__EXTRACT PROVIDED__
# # #

I create a `param_array`

tensor that has the same shape as `im2col(image)`

, and I set some of it’s values in-place with a grad-enabled tensor. I have `self.params.grad`

equal to `None`

, with `grad_fn=CopySlices`

, while `self.param_vector.grad`

is not `None`

.

This suggests to me that Autograd can differentiate through the in-place setting just fine, and this code will make sure that the non-diagonal elements in every neighbourhood (2 dimension of self.params) *will not* be updated.

However, the autograd documentation (Autograd mechanics — PyTorch 1.8.1 documentation) suggests that doing in-place operation is a bad idea, because it doesn’t free up any memory. I am not concerned about memory, but does that still mean that I should change my implementation ? If yes, how should I “blank out” some elements of the parameter tensor so that they aren’t updated ? My current understanding is that this can be done at a Tensor level (with the `requires_grad`

flag), but is there a way to do it for a specific element of a tensor ?

# # #

__DATA__
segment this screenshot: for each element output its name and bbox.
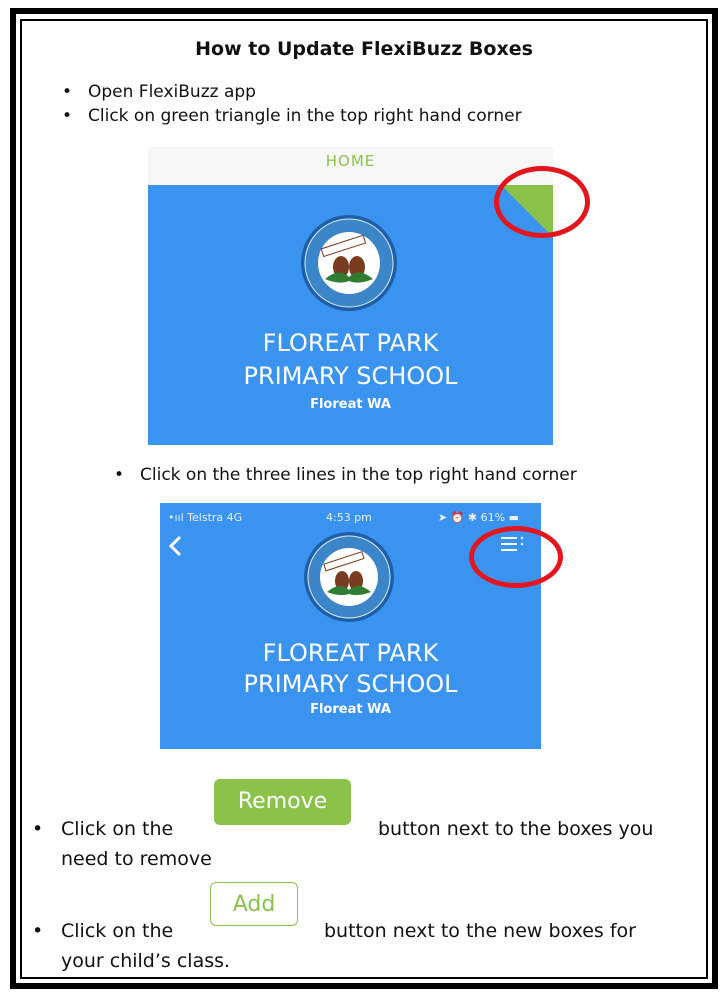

# # #

__GIVEN TASK 1__
In the autograd post, what reason does the documentation give for in-place operations being a bad idea?
__GIVEN TASK 2__
Return the stretch of the autograd post from "This suggests to" through "not* be updated.", copied word for word.
__GIVEN TASK 3__
Write the next part of the autograd post, picking up after its last sentence.
The data is separate material, unrelated to the autograd post.

__EXPECTED OUTPUT 1__
They don't free up any memory.

__EXPECTED OUTPUT 2__
This suggests to me that Autograd can differentiate through the in-place setting just fine, and this code will make sure that the non-diagonal elements in every neighbourhood (2 dimension of self.params) *will not* be updated.

__EXPECTED OUTPUT 3__
**Question 2:**

My model is implemented as a `torch.nn.Module`

subclass. Should my parameters be an attribute of the class ? I have 2 other functions that compute some elements of the total log-likelihood of the batch, and a forward function that returns a scalar (log-likelihood of the batch given current parameters). Having the model parameters as an attribute of the class is a convenient way to pass parameters. Is that actually how it should be done ? I think this is causing some `Trying to backward through the graph a second time, but the saved intermediate results have already been freed`

problems for me, as if the likelihood of a batch was depending on the computation done in the previous batch.

Sorry for the long post, and thanks in advance to anybody that can help me !